§ **Exercise task**
Look through the listing below and give the number of lines that hold "JSON". Say nothing more.

§ **Items from a data source**

□ □ □

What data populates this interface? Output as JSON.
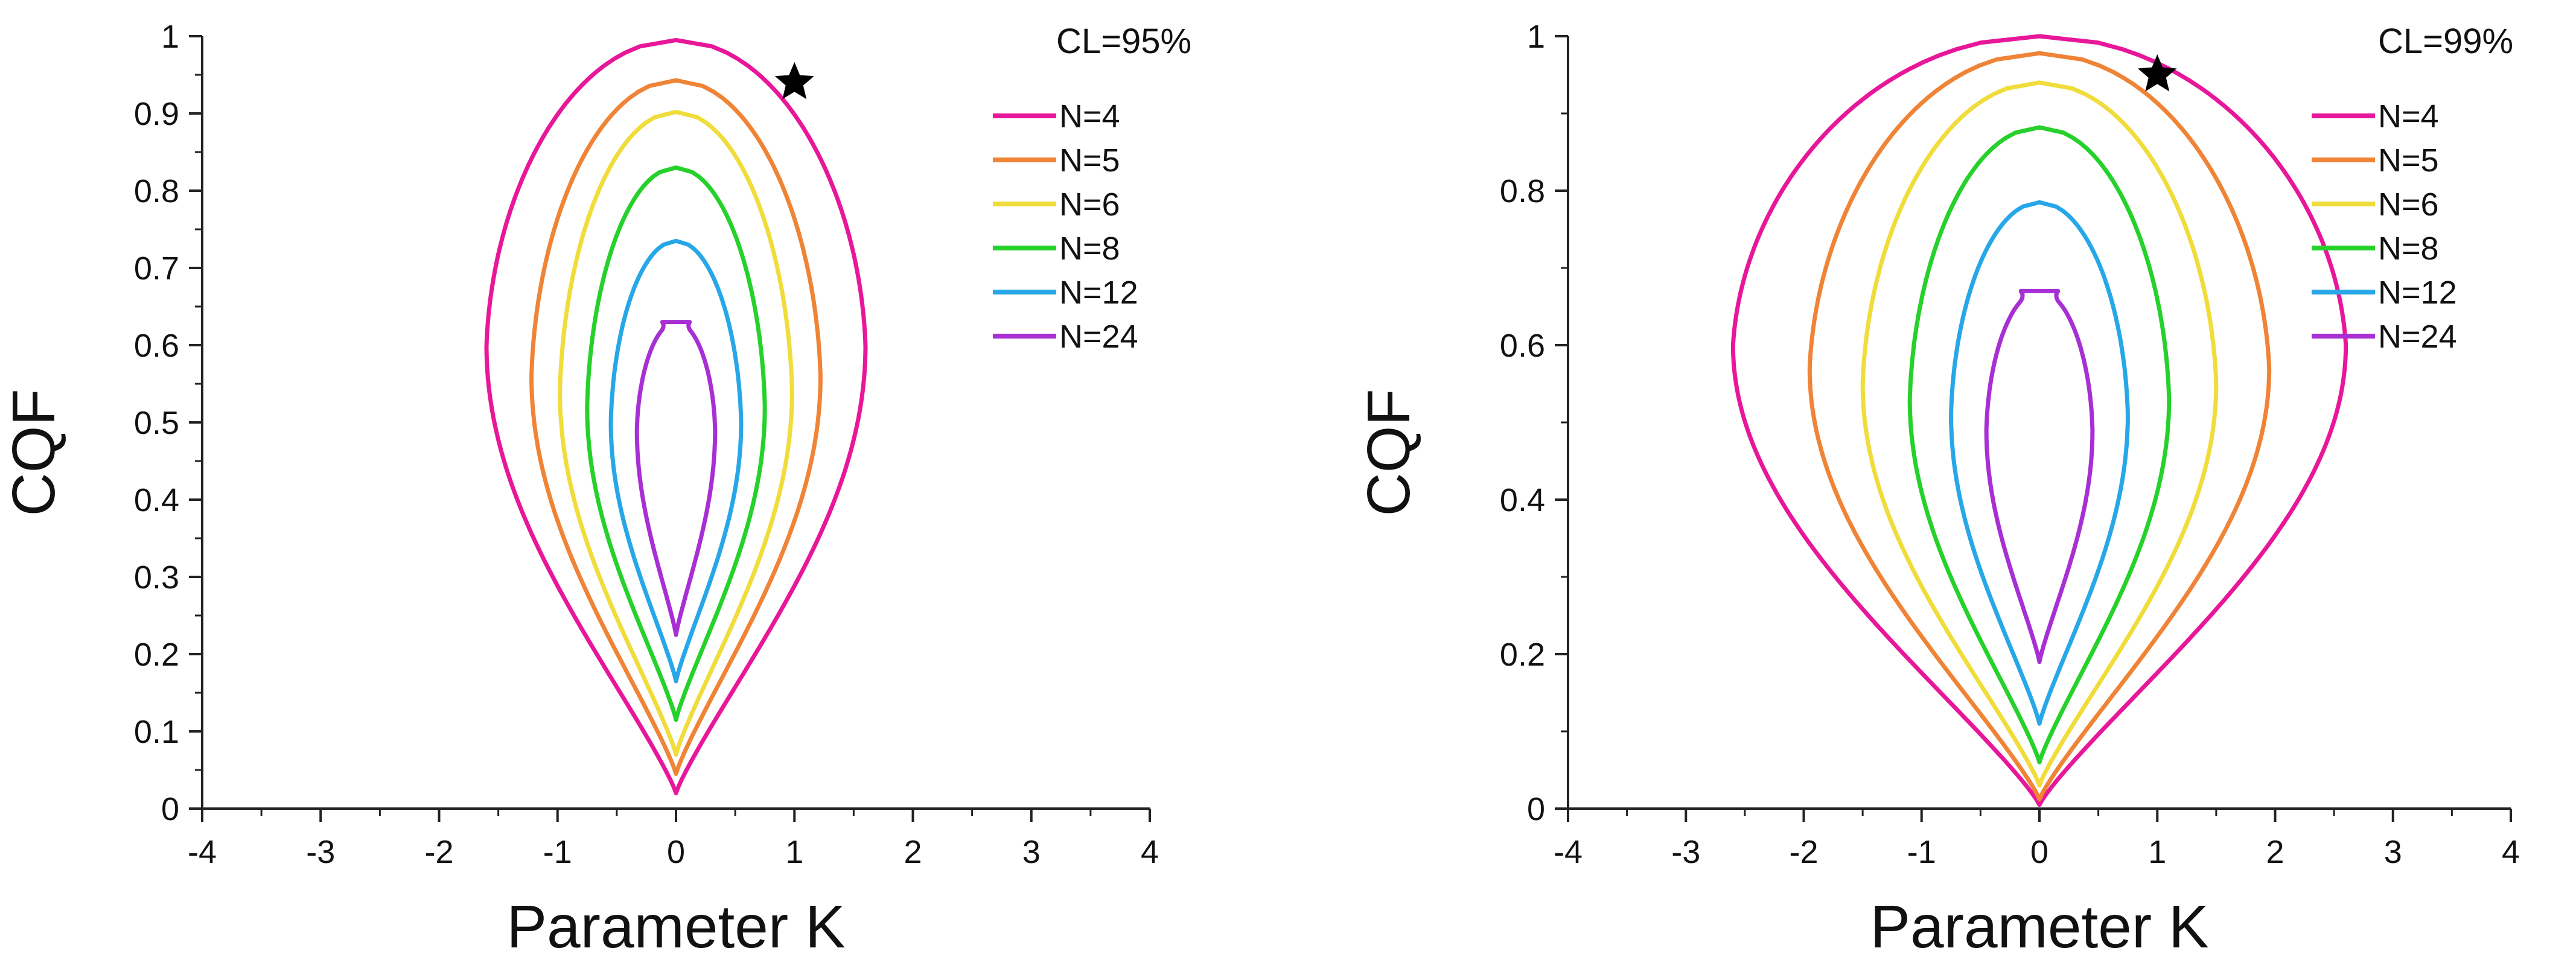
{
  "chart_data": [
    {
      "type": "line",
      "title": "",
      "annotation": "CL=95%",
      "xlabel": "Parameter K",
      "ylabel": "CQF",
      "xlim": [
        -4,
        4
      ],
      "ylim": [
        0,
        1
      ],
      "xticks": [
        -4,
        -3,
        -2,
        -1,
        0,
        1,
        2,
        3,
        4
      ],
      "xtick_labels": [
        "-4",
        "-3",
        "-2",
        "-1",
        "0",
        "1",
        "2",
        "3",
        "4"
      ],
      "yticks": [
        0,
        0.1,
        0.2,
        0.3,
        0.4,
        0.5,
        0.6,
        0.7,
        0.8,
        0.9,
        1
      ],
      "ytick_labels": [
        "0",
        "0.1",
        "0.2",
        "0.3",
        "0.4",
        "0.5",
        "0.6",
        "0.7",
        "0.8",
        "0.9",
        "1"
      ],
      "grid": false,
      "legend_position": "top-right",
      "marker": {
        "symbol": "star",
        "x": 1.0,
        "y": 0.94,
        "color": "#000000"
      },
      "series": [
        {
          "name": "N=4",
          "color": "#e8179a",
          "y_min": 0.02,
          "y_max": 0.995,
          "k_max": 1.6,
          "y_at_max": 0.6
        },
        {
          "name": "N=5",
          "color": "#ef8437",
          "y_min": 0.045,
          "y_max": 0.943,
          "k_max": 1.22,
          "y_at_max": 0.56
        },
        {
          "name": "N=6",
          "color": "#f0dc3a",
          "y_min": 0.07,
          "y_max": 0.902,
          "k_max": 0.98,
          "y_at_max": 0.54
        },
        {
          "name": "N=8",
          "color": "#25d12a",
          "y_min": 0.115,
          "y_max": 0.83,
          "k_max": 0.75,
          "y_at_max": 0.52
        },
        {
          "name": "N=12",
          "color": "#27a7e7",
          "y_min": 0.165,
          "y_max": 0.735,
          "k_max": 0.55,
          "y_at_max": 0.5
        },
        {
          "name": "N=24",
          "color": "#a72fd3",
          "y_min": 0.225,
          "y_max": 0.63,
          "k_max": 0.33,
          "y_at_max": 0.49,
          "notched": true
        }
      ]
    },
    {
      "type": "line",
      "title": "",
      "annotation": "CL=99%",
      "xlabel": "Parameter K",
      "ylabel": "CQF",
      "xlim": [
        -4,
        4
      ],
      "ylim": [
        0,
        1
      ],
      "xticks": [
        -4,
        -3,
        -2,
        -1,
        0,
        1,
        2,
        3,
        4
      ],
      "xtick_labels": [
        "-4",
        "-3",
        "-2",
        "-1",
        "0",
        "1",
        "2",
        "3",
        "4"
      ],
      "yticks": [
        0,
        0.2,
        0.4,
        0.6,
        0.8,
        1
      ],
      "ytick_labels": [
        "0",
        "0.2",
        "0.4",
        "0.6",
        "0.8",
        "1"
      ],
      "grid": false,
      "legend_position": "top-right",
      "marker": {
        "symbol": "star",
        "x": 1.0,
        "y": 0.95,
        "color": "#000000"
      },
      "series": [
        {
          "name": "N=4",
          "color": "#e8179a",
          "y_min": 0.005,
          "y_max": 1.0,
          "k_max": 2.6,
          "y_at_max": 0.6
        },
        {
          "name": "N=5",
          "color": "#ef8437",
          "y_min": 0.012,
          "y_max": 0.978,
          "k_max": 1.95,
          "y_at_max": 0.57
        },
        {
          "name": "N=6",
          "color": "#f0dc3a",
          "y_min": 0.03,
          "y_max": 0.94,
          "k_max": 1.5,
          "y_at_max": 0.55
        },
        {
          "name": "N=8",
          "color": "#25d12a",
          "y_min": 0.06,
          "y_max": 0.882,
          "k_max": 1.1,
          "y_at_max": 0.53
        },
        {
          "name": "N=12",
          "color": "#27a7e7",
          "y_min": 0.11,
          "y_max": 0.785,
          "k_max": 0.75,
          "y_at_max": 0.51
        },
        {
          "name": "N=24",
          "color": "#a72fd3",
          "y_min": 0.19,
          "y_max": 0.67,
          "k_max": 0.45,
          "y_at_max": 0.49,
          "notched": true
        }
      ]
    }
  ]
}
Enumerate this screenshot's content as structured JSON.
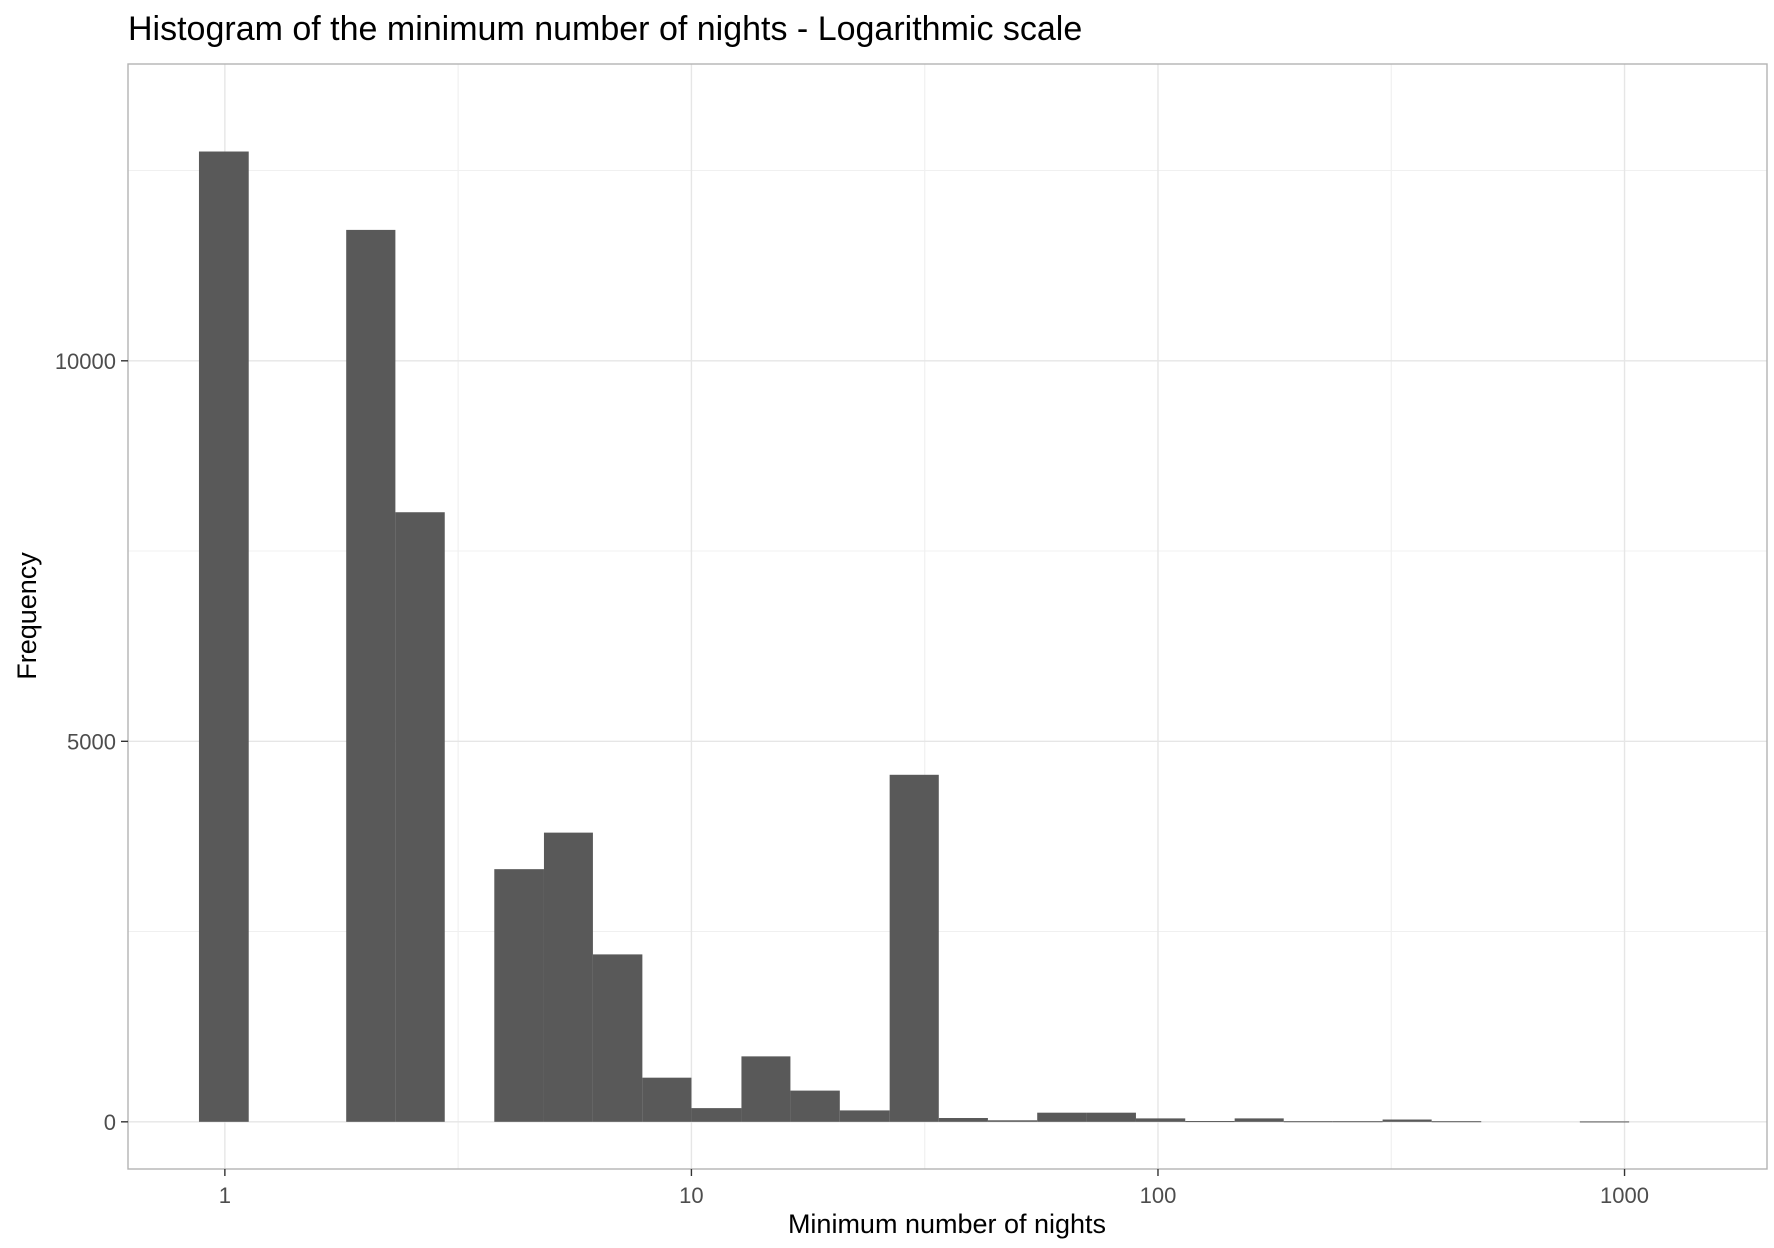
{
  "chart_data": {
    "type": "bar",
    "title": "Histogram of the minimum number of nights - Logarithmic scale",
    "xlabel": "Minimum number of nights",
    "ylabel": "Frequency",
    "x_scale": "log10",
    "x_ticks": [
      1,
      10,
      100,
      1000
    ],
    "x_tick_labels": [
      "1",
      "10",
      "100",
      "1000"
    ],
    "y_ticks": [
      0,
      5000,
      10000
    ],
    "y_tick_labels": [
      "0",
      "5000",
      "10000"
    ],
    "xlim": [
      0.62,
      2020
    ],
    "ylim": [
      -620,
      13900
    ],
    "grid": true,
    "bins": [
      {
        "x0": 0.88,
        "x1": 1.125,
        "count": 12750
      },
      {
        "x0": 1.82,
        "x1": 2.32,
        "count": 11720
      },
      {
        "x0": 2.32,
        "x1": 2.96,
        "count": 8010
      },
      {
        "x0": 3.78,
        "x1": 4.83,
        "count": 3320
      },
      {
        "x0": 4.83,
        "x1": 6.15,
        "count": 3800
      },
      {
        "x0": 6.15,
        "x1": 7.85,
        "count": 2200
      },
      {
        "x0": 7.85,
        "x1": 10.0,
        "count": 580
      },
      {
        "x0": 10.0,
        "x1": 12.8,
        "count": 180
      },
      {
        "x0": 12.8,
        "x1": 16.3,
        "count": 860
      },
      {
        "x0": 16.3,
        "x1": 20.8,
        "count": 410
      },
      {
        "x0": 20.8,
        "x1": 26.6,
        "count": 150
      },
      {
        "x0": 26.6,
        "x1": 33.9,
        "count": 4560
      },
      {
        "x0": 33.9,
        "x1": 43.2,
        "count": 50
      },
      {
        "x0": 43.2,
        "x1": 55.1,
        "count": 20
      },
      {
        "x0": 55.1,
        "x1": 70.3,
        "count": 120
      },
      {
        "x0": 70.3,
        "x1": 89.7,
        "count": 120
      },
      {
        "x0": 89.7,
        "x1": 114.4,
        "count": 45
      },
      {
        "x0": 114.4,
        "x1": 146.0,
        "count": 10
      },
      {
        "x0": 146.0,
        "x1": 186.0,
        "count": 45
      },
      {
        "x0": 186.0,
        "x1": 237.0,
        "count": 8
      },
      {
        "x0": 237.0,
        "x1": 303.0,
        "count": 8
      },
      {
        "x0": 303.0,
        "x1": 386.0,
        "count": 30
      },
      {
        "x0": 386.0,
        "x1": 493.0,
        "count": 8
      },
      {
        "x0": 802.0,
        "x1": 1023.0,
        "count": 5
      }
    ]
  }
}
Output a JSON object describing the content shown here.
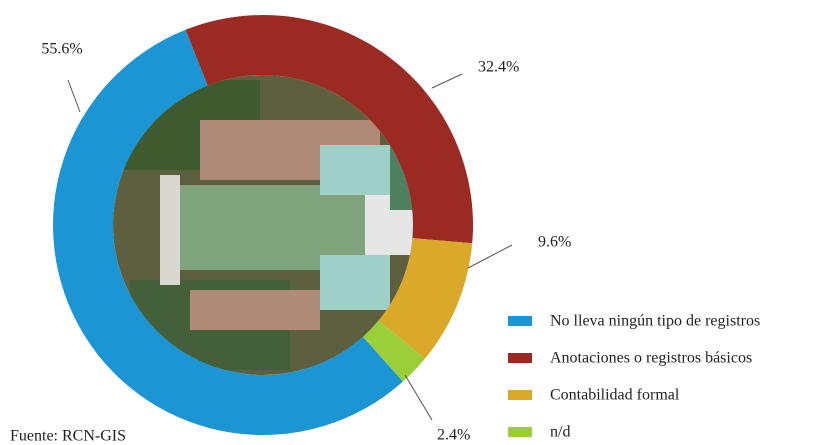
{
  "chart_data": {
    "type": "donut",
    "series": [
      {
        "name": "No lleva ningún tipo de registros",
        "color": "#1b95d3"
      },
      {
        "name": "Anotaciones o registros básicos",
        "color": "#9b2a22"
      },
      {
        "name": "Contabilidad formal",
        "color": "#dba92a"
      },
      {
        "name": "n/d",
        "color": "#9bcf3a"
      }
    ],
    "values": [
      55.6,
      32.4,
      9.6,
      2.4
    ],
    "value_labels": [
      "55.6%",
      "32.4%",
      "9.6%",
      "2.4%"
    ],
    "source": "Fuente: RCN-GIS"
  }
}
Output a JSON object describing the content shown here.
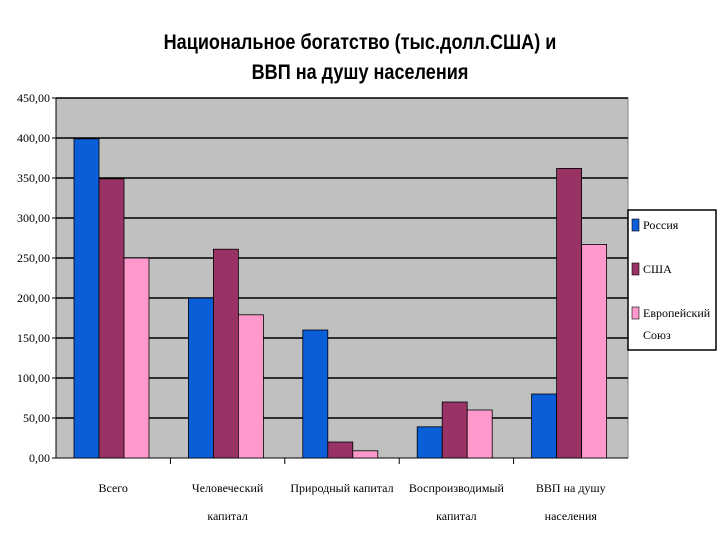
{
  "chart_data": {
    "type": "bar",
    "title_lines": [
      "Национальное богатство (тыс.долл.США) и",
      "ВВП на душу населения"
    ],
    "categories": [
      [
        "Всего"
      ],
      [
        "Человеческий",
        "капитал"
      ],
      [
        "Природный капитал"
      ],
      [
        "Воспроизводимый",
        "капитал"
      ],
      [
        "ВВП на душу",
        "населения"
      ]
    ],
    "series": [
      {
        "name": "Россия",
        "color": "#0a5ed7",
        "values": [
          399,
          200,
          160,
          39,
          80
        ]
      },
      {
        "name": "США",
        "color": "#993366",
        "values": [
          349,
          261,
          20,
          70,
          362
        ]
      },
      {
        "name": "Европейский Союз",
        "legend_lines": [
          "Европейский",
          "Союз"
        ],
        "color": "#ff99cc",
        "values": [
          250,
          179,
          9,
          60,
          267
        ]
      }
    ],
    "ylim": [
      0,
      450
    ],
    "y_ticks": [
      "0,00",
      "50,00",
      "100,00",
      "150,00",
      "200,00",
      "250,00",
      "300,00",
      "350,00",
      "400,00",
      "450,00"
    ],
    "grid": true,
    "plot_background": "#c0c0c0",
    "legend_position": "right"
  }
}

□ □ □

§ **Result**
4